• **Exercise**
Write the next part of the Lot 30 property history below, picking up right after its last sentence.

• **Excerpt provided**
"""

Lot 30


Tax records indicate that Henry Yockey built a structure ($200) on Lot 30 in 1848. Although the value is a bit more than other log houses, it is likely that this structure is the log house that still stands on the north part of this lot in 2007. John Hein made improvements ($241) in 1855. Since Hein was a blacksmith it is possible that this improvement was a small blacksmith shop on the south side of the lot. When Henry Claus owned the property the value dropped to $180, possibly because the blacksmith shop was removed. In any case Adam Landefeld, nephew of George Landefeld (Lot 14 and Lot 19), purchased this lot about 1905 and made a significant improvement ($570) about 1910. This is probably the structure shown in the photos, which was torn down in the late 1900s.

John Hein (Hine) (c1825-1900)

Most of the information we found on John Hein came from an obituary of his son, John J. Hein, who was born in Miltonsburg in 1849. This obituary was published in Past and Present of Hardin County, Iowa (William J. Moir, ed., Indianapolis: B. F. Bowen, 1911, pages 877-78). Excerpts follow; the entire text can be read at the Iowa Biographies Project .

"""

• **Data block**
"""

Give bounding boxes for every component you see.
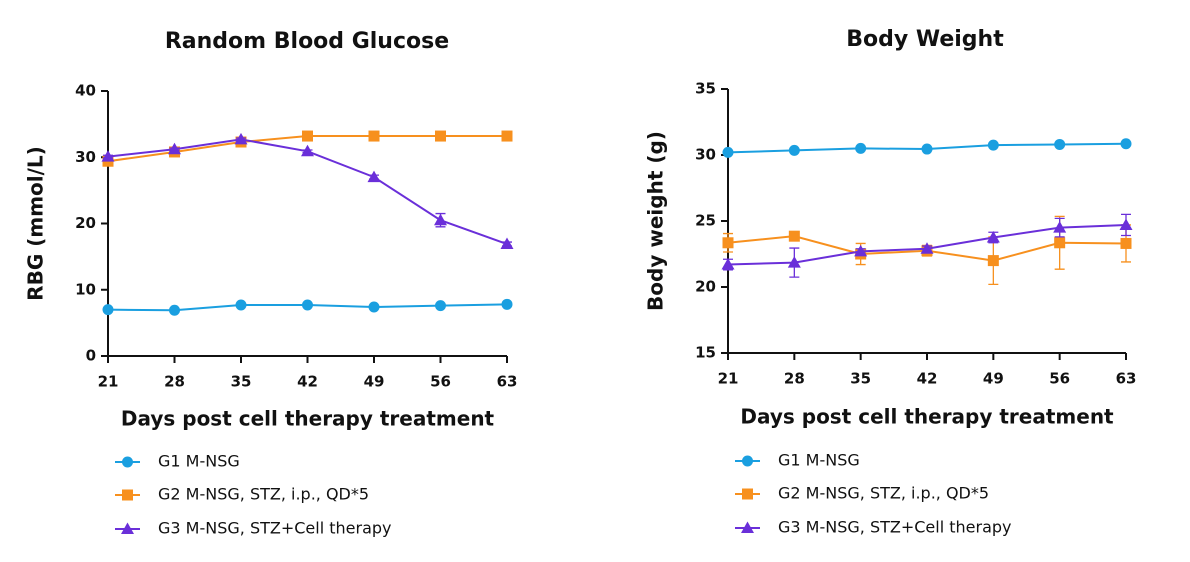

"""

• **The answer**
Mr. Hein is a Buckeye by birth, having been born in Miltonsburg, Monroe county, Ohio, November 26, 1849, and he is the son of John and Elizabeth (Pepple) Hein, natives of Hessen-Darmstadt, Germany, from which country they emigrated to America when young, located in Monroe county, Ohio, and married there, and there they spent the rest of their active lives, he working at the blacksmith’s trade, his death occurring in 1900 at the age of seventy-five years; the mother is still living, making her home in Belmont county, Ohio, and she is now eighty-three years old. She is a member of the Lutheran church, as was also Mr. Hein. He was a highly respected citizen, his character being above reproach. Their family consisted of six children, three of whom are living, namely: Elizabeth is deceased; J. J., of this review; Christina married Lon Stewart, of Belmont county, Ohio; William and Kate are deceased; Annie married Ed. Griffeth and they live in Belmont county, Ohio.

John J. Hein received his education in the old-time log school house in Ohio, and when a small boy he started to learn the blacksmith’s trade with his father, continuing the same until he was twenty years old, when he went to work with an uncle, Baltzer Hein, at Woodsfriend [sic], Ohio, where he remained three years, then went to East Liberty, Pennsylvania. He worked three months in the Pennsylvania car shops, also worked at Pittsburg, then returned to Ohio and worked with an uncle.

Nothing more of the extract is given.